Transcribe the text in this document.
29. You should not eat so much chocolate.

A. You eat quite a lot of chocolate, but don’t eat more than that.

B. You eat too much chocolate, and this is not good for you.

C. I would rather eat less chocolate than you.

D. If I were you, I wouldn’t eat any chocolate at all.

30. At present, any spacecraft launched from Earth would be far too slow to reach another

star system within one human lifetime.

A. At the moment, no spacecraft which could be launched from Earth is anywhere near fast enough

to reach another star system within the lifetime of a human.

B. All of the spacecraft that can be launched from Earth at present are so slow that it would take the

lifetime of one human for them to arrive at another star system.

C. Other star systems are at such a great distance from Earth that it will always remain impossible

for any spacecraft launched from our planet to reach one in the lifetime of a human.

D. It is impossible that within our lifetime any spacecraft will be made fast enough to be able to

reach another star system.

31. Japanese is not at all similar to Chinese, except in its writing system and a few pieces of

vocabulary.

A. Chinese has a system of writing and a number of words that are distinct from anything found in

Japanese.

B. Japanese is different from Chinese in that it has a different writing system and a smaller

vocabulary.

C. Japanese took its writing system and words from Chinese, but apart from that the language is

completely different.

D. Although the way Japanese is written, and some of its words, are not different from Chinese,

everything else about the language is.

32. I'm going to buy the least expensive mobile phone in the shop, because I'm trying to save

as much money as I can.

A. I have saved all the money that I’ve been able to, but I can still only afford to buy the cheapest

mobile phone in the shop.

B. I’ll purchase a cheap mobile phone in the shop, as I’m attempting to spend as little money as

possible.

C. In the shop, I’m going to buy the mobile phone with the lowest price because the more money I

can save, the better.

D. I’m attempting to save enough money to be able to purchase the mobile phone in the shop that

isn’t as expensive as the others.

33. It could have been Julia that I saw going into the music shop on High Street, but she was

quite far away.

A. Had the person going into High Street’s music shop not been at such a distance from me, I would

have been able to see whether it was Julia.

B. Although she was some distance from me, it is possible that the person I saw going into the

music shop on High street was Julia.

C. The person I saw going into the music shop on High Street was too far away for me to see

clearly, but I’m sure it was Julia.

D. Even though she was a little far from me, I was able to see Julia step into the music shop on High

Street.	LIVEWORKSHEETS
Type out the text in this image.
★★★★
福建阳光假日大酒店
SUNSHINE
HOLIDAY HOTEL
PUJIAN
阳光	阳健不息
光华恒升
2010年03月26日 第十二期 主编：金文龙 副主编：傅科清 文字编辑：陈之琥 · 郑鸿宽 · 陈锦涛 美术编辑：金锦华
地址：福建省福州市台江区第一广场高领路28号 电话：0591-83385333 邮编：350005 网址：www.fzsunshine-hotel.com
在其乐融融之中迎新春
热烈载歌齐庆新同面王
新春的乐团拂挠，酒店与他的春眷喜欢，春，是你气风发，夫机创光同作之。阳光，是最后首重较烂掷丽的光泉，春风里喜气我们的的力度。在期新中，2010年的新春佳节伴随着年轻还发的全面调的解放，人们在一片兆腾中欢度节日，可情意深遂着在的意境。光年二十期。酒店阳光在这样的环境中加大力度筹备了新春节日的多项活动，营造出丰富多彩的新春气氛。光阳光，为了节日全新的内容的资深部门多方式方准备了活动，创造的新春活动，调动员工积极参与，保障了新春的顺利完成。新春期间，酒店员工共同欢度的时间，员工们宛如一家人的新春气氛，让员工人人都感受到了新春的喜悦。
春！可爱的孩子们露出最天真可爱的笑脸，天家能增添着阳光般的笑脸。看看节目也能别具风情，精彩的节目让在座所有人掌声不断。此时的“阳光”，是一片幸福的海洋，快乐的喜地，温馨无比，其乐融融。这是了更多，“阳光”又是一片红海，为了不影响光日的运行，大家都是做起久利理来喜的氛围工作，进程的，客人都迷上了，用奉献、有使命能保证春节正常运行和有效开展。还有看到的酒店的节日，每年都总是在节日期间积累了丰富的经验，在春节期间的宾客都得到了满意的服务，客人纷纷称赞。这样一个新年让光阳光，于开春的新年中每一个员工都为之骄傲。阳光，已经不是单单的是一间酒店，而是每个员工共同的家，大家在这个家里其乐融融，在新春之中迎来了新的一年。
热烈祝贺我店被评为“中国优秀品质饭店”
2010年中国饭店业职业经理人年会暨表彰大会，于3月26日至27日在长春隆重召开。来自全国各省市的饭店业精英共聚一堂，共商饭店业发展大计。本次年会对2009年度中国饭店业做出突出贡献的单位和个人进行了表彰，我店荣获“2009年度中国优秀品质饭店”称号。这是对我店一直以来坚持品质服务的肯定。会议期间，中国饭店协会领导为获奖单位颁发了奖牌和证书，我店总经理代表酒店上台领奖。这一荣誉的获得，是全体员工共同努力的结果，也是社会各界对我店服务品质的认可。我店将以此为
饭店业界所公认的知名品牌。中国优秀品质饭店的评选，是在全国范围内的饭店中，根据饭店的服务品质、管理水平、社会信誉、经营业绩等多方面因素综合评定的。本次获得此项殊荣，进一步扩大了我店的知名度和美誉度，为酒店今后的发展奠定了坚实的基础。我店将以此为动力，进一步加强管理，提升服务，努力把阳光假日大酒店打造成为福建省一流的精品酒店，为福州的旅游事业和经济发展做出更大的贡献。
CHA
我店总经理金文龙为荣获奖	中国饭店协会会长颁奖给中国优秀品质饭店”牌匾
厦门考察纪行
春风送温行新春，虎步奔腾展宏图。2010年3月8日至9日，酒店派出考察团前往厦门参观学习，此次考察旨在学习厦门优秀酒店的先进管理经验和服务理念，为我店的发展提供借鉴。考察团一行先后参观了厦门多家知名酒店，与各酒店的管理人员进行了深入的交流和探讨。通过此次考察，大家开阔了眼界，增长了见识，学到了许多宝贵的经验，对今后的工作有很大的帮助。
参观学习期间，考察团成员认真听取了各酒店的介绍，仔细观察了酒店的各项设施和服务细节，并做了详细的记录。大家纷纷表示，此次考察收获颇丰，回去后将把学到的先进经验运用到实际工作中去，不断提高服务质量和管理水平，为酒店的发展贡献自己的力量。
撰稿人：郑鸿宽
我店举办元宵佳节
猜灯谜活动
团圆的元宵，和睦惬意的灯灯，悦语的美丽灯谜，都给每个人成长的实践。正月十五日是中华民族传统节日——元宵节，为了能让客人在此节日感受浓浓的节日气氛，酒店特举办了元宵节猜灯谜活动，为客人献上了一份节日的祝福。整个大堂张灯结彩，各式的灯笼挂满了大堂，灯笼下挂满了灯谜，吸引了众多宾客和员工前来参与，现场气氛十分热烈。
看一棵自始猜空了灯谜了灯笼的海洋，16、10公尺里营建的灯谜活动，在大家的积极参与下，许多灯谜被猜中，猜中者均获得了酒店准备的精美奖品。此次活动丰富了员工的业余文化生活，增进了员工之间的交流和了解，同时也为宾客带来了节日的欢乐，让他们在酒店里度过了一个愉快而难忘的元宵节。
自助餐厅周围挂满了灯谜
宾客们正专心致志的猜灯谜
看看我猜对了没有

□ □ □ □ □ □ □

(Your task)
Copy out every line of the material above that mentions the word "Although".

(Response)
D. Although the way Japanese is written, and some of its words, are not different from Chinese,
B. Although she was some distance from me, it is possible that the person I saw going into the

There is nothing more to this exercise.